■ WHAT NEEDS TO BE DONE: Pull out every line below holding the word "this".
##### STORED DATA #####
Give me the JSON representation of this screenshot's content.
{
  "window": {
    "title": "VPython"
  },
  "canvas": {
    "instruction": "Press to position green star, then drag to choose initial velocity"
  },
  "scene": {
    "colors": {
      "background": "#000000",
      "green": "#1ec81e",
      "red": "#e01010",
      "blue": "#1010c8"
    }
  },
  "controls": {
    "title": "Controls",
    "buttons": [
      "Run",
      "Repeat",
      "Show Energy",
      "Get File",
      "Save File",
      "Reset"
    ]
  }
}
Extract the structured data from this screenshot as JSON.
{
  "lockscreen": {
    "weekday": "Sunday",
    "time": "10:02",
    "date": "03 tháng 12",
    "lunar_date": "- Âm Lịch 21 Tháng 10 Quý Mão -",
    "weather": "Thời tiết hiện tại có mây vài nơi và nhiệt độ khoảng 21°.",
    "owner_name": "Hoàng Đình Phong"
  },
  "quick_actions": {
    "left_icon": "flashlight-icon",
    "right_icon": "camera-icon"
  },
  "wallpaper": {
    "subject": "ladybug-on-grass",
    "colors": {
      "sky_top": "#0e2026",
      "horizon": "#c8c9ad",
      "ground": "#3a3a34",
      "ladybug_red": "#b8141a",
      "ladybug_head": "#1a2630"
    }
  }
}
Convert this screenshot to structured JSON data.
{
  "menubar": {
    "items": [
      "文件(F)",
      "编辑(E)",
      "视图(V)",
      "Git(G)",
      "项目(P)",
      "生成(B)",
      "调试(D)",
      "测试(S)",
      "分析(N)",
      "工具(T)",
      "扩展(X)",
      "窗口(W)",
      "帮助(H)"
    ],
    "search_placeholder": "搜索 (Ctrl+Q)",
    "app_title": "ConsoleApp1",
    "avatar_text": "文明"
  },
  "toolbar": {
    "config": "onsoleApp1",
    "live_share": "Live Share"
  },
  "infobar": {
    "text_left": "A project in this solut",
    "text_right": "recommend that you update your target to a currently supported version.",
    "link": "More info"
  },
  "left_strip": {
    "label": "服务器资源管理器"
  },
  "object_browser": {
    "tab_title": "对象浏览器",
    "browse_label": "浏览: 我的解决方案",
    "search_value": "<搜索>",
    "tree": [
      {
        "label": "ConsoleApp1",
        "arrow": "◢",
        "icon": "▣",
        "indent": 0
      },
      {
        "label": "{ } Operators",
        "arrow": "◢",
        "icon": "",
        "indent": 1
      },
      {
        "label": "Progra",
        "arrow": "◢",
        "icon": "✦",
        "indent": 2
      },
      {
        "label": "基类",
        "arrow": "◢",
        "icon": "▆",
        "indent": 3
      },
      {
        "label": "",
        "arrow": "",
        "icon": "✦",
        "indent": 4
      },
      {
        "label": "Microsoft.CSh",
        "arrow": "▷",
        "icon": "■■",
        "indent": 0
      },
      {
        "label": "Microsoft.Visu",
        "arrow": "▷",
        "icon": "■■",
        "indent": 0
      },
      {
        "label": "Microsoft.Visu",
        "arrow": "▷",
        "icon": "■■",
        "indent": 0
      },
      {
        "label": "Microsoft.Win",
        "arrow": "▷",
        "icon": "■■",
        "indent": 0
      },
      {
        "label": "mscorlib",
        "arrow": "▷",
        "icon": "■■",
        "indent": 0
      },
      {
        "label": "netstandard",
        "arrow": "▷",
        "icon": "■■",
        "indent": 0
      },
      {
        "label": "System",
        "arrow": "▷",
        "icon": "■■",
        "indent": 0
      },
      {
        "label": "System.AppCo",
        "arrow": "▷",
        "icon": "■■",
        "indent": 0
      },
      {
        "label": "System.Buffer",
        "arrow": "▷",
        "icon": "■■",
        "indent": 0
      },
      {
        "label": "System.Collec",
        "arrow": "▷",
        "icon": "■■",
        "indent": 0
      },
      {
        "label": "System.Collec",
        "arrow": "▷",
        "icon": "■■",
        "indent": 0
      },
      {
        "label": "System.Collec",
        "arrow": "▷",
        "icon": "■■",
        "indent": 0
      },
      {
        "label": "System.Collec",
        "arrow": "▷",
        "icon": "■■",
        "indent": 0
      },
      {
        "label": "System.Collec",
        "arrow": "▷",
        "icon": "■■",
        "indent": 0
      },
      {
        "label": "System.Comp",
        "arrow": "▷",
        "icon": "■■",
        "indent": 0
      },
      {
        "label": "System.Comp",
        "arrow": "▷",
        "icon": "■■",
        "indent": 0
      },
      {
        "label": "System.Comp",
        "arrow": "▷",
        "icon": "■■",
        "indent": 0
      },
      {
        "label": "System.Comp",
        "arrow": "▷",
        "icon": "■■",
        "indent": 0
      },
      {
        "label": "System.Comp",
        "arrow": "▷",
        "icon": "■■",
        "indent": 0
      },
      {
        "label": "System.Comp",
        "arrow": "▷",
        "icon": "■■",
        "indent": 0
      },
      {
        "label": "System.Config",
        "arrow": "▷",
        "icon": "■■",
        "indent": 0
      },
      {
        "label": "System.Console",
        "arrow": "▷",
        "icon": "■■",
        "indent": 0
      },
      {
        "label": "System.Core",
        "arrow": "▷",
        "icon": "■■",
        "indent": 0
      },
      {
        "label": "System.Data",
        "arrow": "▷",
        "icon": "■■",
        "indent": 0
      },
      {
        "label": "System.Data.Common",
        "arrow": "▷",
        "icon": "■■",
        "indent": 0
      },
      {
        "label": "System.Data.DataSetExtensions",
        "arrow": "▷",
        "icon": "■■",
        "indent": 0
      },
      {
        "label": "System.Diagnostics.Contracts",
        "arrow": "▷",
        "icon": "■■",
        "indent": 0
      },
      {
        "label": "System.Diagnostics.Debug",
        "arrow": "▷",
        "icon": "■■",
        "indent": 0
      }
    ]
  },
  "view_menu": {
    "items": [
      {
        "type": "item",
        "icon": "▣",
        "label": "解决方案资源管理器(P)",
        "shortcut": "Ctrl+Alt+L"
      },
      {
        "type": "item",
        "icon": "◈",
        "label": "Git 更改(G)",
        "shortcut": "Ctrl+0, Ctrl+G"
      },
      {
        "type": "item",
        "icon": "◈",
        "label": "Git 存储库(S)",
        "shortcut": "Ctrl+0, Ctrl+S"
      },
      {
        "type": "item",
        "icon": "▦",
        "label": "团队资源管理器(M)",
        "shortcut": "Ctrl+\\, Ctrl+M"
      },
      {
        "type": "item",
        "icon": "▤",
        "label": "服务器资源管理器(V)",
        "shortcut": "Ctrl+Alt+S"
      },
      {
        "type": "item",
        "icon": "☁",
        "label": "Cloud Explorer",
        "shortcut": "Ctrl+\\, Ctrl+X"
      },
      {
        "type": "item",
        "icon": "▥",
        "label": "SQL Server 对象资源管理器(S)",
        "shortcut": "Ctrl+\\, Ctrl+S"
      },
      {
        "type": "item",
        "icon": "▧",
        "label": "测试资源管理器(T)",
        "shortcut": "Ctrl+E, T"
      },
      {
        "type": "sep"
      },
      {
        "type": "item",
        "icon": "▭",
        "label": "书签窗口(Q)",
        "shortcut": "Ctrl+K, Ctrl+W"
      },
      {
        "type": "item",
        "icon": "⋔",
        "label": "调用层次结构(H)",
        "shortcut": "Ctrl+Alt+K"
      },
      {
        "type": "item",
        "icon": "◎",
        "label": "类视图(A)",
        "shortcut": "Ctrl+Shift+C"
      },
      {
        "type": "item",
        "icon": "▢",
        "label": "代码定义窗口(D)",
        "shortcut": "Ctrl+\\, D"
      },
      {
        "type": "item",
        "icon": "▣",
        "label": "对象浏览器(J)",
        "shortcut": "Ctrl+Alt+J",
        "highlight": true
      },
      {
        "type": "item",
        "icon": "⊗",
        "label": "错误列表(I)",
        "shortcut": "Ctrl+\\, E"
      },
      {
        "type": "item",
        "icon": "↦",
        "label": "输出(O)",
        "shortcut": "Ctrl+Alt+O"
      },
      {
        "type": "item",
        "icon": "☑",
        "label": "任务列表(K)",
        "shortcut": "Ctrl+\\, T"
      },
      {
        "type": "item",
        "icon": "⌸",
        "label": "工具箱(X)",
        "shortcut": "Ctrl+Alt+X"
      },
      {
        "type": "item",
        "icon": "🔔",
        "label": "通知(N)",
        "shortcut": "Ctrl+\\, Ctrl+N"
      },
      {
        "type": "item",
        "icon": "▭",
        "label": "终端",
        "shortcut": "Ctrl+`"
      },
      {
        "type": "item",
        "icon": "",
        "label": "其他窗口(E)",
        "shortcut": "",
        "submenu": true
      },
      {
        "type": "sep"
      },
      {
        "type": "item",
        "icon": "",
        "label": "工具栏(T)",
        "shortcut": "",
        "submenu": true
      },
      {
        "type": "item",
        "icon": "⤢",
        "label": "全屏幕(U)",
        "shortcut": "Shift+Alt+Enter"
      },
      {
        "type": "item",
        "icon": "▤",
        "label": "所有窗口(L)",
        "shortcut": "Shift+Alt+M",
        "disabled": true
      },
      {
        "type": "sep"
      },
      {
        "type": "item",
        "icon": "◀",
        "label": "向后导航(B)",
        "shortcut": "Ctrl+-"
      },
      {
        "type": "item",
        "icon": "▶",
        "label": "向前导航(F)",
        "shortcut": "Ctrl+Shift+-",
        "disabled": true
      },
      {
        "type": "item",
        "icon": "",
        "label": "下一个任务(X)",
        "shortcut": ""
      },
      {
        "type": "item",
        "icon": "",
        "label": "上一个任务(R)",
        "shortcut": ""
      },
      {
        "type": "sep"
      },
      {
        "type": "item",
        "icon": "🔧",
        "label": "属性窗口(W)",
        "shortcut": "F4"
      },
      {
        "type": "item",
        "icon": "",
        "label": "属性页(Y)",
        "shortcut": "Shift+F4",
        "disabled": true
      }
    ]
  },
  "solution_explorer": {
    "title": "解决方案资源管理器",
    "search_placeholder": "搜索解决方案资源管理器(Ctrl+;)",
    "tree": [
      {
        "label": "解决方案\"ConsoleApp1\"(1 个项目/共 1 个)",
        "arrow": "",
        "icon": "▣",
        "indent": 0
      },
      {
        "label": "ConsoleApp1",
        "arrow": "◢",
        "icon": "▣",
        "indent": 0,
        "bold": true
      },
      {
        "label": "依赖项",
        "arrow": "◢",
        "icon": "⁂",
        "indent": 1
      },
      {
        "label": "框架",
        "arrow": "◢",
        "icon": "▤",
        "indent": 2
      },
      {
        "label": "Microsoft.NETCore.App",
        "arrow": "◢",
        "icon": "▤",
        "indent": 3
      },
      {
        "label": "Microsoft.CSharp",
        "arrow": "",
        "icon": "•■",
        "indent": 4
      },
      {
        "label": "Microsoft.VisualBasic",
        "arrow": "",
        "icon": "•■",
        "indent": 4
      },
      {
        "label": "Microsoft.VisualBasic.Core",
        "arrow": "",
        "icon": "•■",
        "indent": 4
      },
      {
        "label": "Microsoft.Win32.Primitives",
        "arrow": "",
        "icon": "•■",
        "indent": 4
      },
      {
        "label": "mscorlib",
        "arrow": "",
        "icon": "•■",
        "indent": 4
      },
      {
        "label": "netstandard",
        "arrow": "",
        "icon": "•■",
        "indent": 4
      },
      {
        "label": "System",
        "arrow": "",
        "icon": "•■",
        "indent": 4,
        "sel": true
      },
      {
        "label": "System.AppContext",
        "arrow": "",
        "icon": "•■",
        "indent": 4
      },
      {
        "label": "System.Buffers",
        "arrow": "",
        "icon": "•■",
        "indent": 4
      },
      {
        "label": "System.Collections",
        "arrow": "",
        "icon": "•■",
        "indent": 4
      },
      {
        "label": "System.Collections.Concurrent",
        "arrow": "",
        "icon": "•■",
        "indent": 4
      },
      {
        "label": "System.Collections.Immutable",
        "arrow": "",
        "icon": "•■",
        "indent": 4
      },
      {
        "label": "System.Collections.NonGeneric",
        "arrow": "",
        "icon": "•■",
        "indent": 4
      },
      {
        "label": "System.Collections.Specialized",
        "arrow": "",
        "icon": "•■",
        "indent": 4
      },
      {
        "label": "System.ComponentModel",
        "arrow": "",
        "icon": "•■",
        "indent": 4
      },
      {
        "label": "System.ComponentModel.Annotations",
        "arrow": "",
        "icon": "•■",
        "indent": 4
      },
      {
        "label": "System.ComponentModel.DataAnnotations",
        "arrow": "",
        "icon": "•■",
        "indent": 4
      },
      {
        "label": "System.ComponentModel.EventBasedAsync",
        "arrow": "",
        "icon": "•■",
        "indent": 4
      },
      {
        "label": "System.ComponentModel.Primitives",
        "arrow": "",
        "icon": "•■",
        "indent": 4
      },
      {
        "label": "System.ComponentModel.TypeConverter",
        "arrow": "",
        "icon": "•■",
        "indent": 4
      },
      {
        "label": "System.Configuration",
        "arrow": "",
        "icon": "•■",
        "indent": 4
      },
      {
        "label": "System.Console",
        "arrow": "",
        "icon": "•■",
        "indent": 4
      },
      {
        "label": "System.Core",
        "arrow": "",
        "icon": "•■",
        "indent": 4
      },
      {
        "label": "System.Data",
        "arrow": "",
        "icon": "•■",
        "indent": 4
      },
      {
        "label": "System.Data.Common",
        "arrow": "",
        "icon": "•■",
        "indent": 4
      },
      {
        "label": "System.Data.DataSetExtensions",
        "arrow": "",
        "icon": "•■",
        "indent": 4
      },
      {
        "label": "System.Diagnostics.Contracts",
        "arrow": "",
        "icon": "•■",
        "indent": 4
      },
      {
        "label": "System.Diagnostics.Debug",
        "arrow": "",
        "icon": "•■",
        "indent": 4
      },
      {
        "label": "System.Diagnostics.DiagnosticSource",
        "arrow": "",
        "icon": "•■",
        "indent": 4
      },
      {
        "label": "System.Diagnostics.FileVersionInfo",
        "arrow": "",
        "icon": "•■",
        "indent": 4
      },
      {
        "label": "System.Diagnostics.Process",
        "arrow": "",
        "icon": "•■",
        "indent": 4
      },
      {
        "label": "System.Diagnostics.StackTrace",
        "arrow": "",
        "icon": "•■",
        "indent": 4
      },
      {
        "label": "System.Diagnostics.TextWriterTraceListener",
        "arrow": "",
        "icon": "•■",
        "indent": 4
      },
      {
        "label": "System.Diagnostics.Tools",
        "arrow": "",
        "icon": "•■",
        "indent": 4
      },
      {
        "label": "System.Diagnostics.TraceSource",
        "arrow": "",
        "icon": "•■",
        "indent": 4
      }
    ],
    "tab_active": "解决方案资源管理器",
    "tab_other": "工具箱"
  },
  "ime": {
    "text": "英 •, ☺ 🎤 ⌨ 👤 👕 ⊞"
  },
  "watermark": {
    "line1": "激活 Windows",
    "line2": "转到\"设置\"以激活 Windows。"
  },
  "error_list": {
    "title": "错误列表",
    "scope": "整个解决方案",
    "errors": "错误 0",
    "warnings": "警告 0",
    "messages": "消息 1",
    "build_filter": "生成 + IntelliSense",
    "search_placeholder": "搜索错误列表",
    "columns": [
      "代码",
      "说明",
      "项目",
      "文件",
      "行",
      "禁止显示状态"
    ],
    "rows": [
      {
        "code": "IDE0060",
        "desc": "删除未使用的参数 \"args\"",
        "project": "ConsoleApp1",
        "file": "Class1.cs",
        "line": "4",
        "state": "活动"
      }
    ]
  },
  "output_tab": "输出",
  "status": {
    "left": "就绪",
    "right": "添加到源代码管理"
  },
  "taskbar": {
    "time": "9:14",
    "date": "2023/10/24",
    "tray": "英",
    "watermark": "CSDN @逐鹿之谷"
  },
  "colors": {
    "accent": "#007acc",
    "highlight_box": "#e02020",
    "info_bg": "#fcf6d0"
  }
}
#####
■ SOLUTION TO THE EXERCISE:
Give me the JSON representation of this screenshot's content.
Extract the structured data from this screenshot as JSON.
Convert this screenshot to structured JSON data.
    "text_left": "A project in this solut",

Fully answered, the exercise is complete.